▶ **Problem to work on**
Count every line that has the word "title" in it; give no more than the number.

▶ **Dataset entries**
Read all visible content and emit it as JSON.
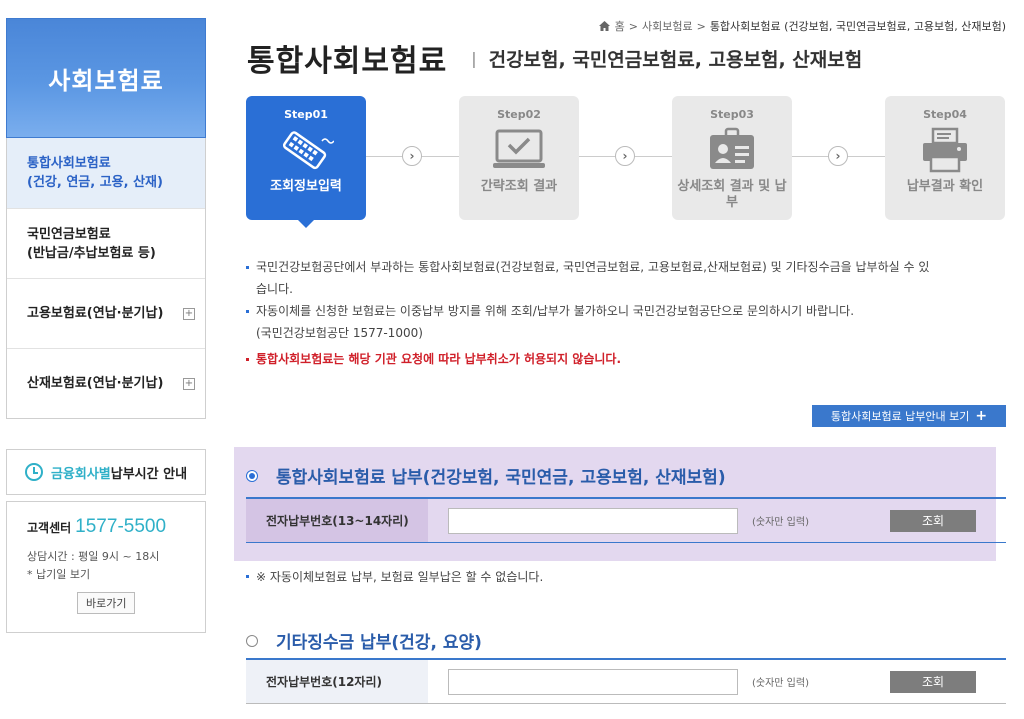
{
  "sidebar": {
    "header": "사회보험료",
    "items": [
      {
        "line1": "통합사회보험료",
        "line2": "(건강, 연금, 고용, 산재)",
        "plus": ""
      },
      {
        "line1": "국민연금보험료",
        "line2": "(반납금/추납보험료 등)",
        "plus": ""
      },
      {
        "line1": "고용보험료(연납·분기납)",
        "line2": "",
        "plus": "+"
      },
      {
        "line1": "산재보험료(연납·분기납)",
        "line2": "",
        "plus": "+"
      }
    ],
    "time_notice": {
      "highlight": "금융회사별",
      "rest": " 납부시간 안내"
    },
    "center": {
      "label": "고객센터",
      "phone": "1577-5500",
      "hours": "상담시간 : 평일 9시 ~ 18시",
      "holiday": "* 납기일 보기",
      "go_button": "바로가기"
    }
  },
  "breadcrumb": {
    "home": "홈",
    "sep1": ">",
    "level1": "사회보험료",
    "sep2": ">",
    "current": "통합사회보험료 (건강보험, 국민연금보험료, 고용보험, 산재보험)"
  },
  "title": {
    "main": "통합사회보험료",
    "separator": "|",
    "sub": "건강보험, 국민연금보험료, 고용보험, 산재보험"
  },
  "steps": [
    {
      "no": "Step01",
      "label": "조회정보입력",
      "active": true
    },
    {
      "no": "Step02",
      "label": "간략조회 결과",
      "active": false
    },
    {
      "no": "Step03",
      "label": "상세조회 결과 및 납부",
      "active": false
    },
    {
      "no": "Step04",
      "label": "납부결과 확인",
      "active": false
    }
  ],
  "step_arrow": "›",
  "notices": {
    "n1": "국민건강보험공단에서 부과하는 통합사회보험료(건강보험료, 국민연금보험료, 고용보험료,산재보험료) 및 기타징수금을 납부하실 수 있",
    "n1b": "습니다.",
    "n2": "자동이체를 신청한 보험료는 이중납부 방지를 위해 조회/납부가 불가하오니 국민건강보험공단으로 문의하시기 바랍니다.",
    "n2b": "(국민건강보험공단 1577-1000)",
    "n3": "통합사회보험료는 해당 기관 요청에 따라 납부취소가 허용되지 않습니다."
  },
  "guide_button": {
    "label": "통합사회보험료 납부안내 보기",
    "plus": "+"
  },
  "section1": {
    "title": "통합사회보험료 납부(건강보험, 국민연금, 고용보험, 산재보험)",
    "field_label": "전자납부번호(13~14자리)",
    "hint": "(숫자만 입력)",
    "button": "조회"
  },
  "note2": "※ 자동이체보험료 납부, 보험료 일부납은 할 수 없습니다.",
  "section2": {
    "title": "기타징수금 납부(건강, 요양)",
    "field_label": "전자납부번호(12자리)",
    "hint": "(숫자만 입력)",
    "button": "조회"
  },
  "colors": {
    "primary": "#2a6fd6",
    "accent": "#2fb0c8",
    "highlight_bg": "#e3d8ef",
    "warning": "#d0202a"
  }
}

▶ **Answer in full**
3